##### STORED RECORDS #####

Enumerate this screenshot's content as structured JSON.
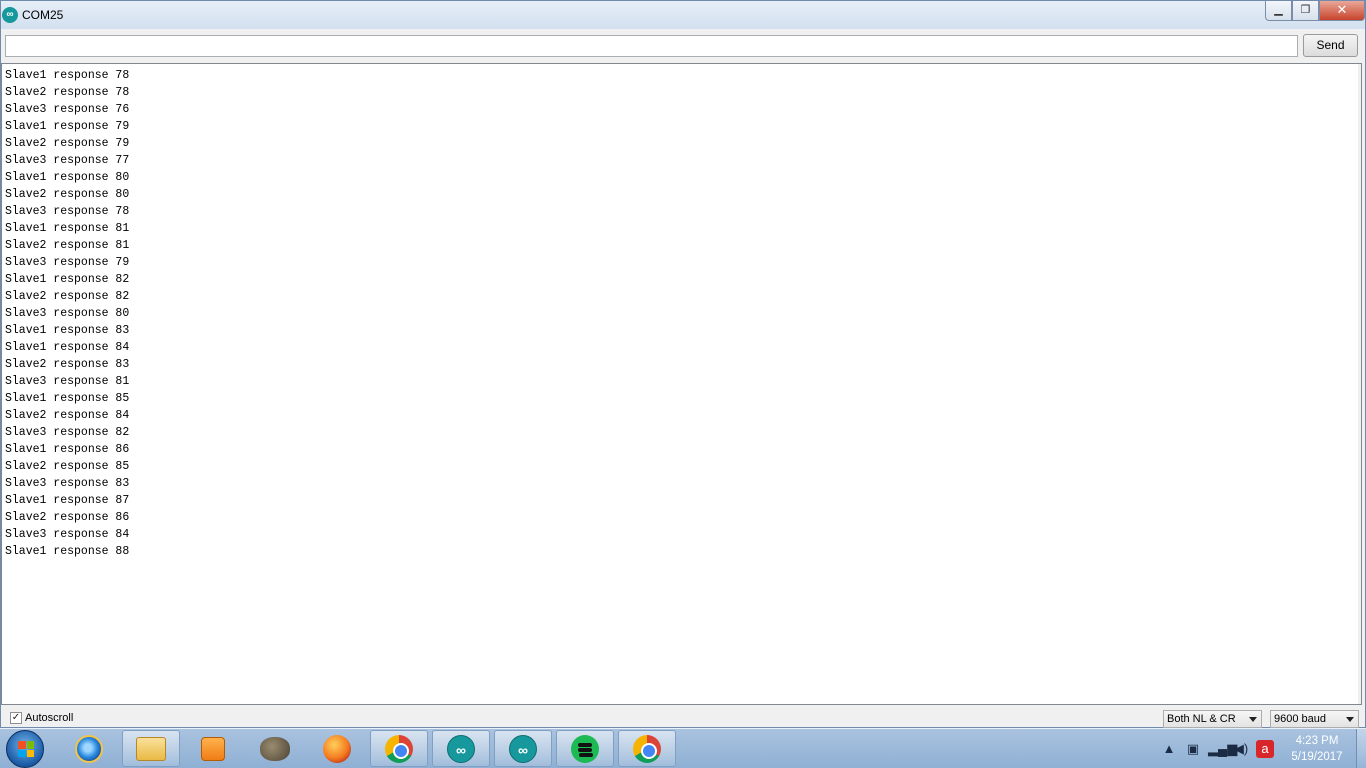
{
  "window": {
    "title": "COM25",
    "app_icon_glyph": "∞"
  },
  "toolbar": {
    "input_value": "",
    "send_label": "Send"
  },
  "output": {
    "lines": [
      "Slave1 response 78",
      "Slave2 response 78",
      "Slave3 response 76",
      "Slave1 response 79",
      "Slave2 response 79",
      "Slave3 response 77",
      "Slave1 response 80",
      "Slave2 response 80",
      "Slave3 response 78",
      "Slave1 response 81",
      "Slave2 response 81",
      "Slave3 response 79",
      "Slave1 response 82",
      "Slave2 response 82",
      "Slave3 response 80",
      "Slave1 response 83",
      "Slave1 response 84",
      "Slave2 response 83",
      "Slave3 response 81",
      "Slave1 response 85",
      "Slave2 response 84",
      "Slave3 response 82",
      "Slave1 response 86",
      "Slave2 response 85",
      "Slave3 response 83",
      "Slave1 response 87",
      "Slave2 response 86",
      "Slave3 response 84",
      "Slave1 response 88"
    ]
  },
  "footer": {
    "autoscroll_label": "Autoscroll",
    "autoscroll_checked": true,
    "line_ending": "Both NL & CR",
    "baud_rate": "9600 baud"
  },
  "taskbar": {
    "apps": [
      {
        "name": "internet-explorer-icon"
      },
      {
        "name": "file-explorer-icon"
      },
      {
        "name": "media-player-icon"
      },
      {
        "name": "gimp-icon"
      },
      {
        "name": "firefox-icon"
      },
      {
        "name": "chrome-icon"
      },
      {
        "name": "arduino-icon"
      },
      {
        "name": "arduino-icon"
      },
      {
        "name": "spotify-icon"
      },
      {
        "name": "chrome-icon"
      }
    ],
    "time": "4:23 PM",
    "date": "5/19/2017"
  },
  "colors": {
    "arduino_teal": "#17989c",
    "close_red": "#c8442c",
    "taskbar_blue": "#8fb0d4"
  }
}
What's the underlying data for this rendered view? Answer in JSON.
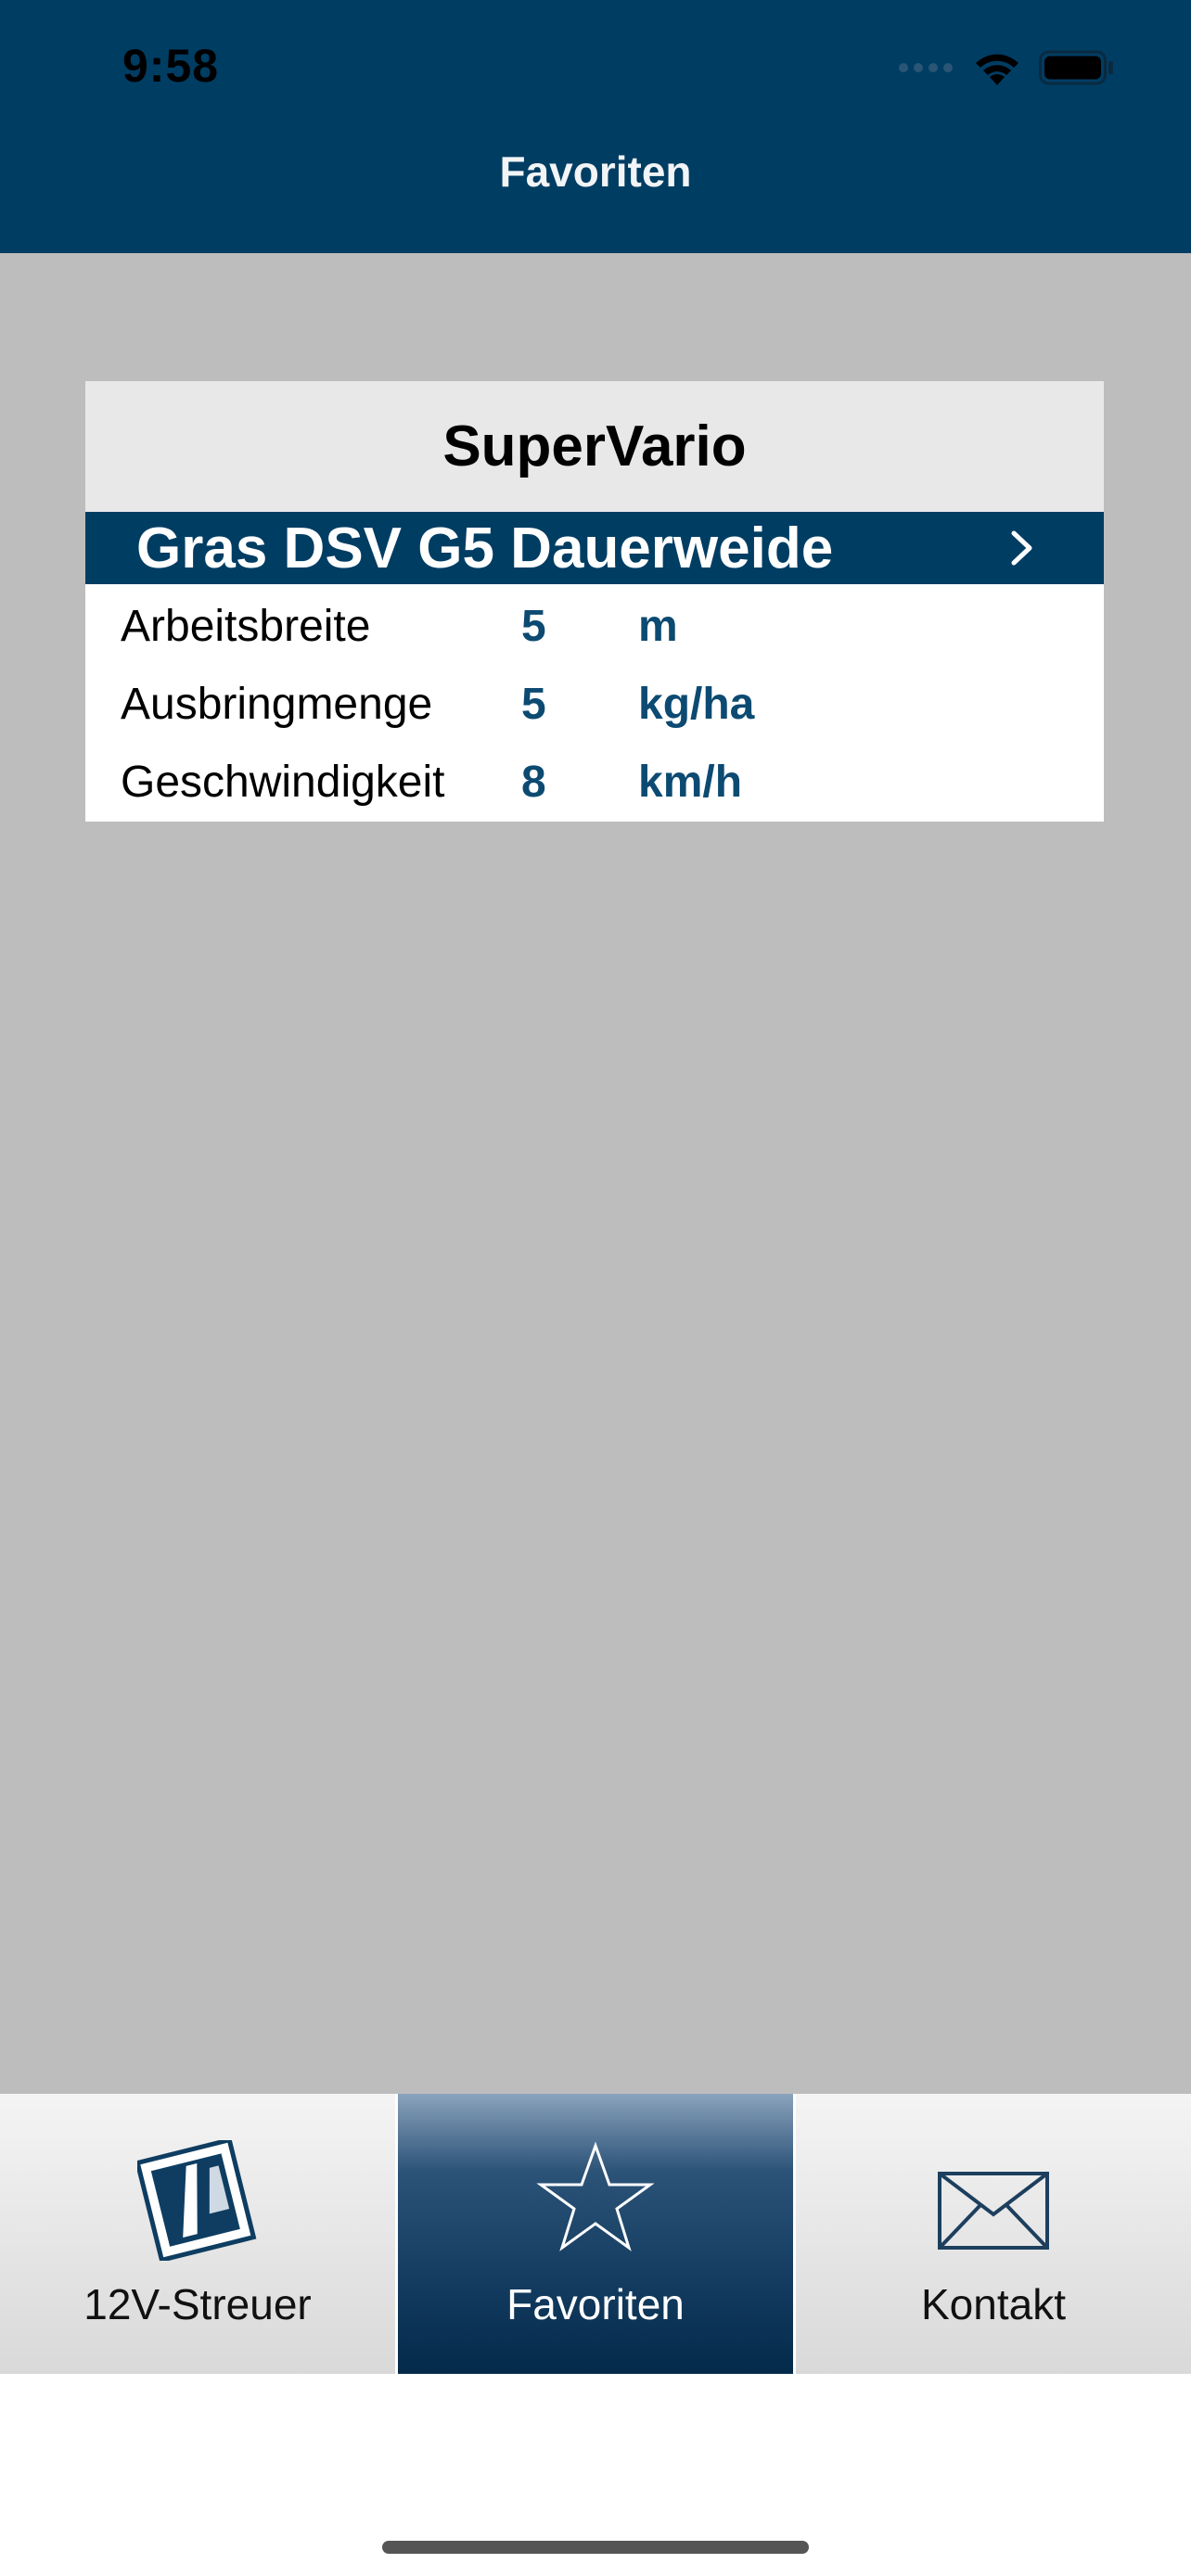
{
  "status_bar": {
    "time": "9:58"
  },
  "header": {
    "title": "Favoriten"
  },
  "favorite": {
    "device": "SuperVario",
    "seed": "Gras DSV G5 Dauerweide",
    "params": [
      {
        "label": "Arbeitsbreite",
        "value": "5",
        "unit": "m"
      },
      {
        "label": "Ausbringmenge",
        "value": "5",
        "unit": "kg/ha"
      },
      {
        "label": "Geschwindigkeit",
        "value": "8",
        "unit": "km/h"
      }
    ]
  },
  "tabs": [
    {
      "label": "12V-Streuer",
      "icon": "spreader-icon"
    },
    {
      "label": "Favoriten",
      "icon": "star-icon",
      "selected": true
    },
    {
      "label": "Kontakt",
      "icon": "mail-icon"
    }
  ],
  "colors": {
    "brand": "#003d63",
    "value": "#0c4a72",
    "background": "#bdbdbd"
  }
}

#####

Transcribe the material as is, with images omitted.

REPLY TO THE TASK:
Enumerate this screenshot's content as structured JSON.
{
  "window": {
    "title": "COM25",
    "app_icon_glyph": "∞"
  },
  "toolbar": {
    "input_value": "",
    "send_label": "Send"
  },
  "output": {
    "lines": [
      "Slave1 response 78",
      "Slave2 response 78",
      "Slave3 response 76",
      "Slave1 response 79",
      "Slave2 response 79",
      "Slave3 response 77",
      "Slave1 response 80",
      "Slave2 response 80",
      "Slave3 response 78",
      "Slave1 response 81",
      "Slave2 response 81",
      "Slave3 response 79",
      "Slave1 response 82",
      "Slave2 response 82",
      "Slave3 response 80",
      "Slave1 response 83",
      "Slave1 response 84",
      "Slave2 response 83",
      "Slave3 response 81",
      "Slave1 response 85",
      "Slave2 response 84",
      "Slave3 response 82",
      "Slave1 response 86",
      "Slave2 response 85",
      "Slave3 response 83",
      "Slave1 response 87",
      "Slave2 response 86",
      "Slave3 response 84",
      "Slave1 response 88"
    ]
  },
  "footer": {
    "autoscroll_label": "Autoscroll",
    "autoscroll_checked": true,
    "line_ending": "Both NL & CR",
    "baud_rate": "9600 baud"
  },
  "taskbar": {
    "apps": [
      {
        "name": "internet-explorer-icon"
      },
      {
        "name": "file-explorer-icon"
      },
      {
        "name": "media-player-icon"
      },
      {
        "name": "gimp-icon"
      },
      {
        "name": "firefox-icon"
      },
      {
        "name": "chrome-icon"
      },
      {
        "name": "arduino-icon"
      },
      {
        "name": "arduino-icon"
      },
      {
        "name": "spotify-icon"
      },
      {
        "name": "chrome-icon"
      }
    ],
    "time": "4:23 PM",
    "date": "5/19/2017"
  },
  "colors": {
    "arduino_teal": "#17989c",
    "close_red": "#c8442c",
    "taskbar_blue": "#8fb0d4"
  }
}
What's the underlying data for this rendered view? Answer in JSON.
{
  "status_bar": {
    "time": "9:58"
  },
  "header": {
    "title": "Favoriten"
  },
  "favorite": {
    "device": "SuperVario",
    "seed": "Gras DSV G5 Dauerweide",
    "params": [
      {
        "label": "Arbeitsbreite",
        "value": "5",
        "unit": "m"
      },
      {
        "label": "Ausbringmenge",
        "value": "5",
        "unit": "kg/ha"
      },
      {
        "label": "Geschwindigkeit",
        "value": "8",
        "unit": "km/h"
      }
    ]
  },
  "tabs": [
    {
      "label": "12V-Streuer",
      "icon": "spreader-icon"
    },
    {
      "label": "Favoriten",
      "icon": "star-icon",
      "selected": true
    },
    {
      "label": "Kontakt",
      "icon": "mail-icon"
    }
  ],
  "colors": {
    "brand": "#003d63",
    "value": "#0c4a72",
    "background": "#bdbdbd"
  }
}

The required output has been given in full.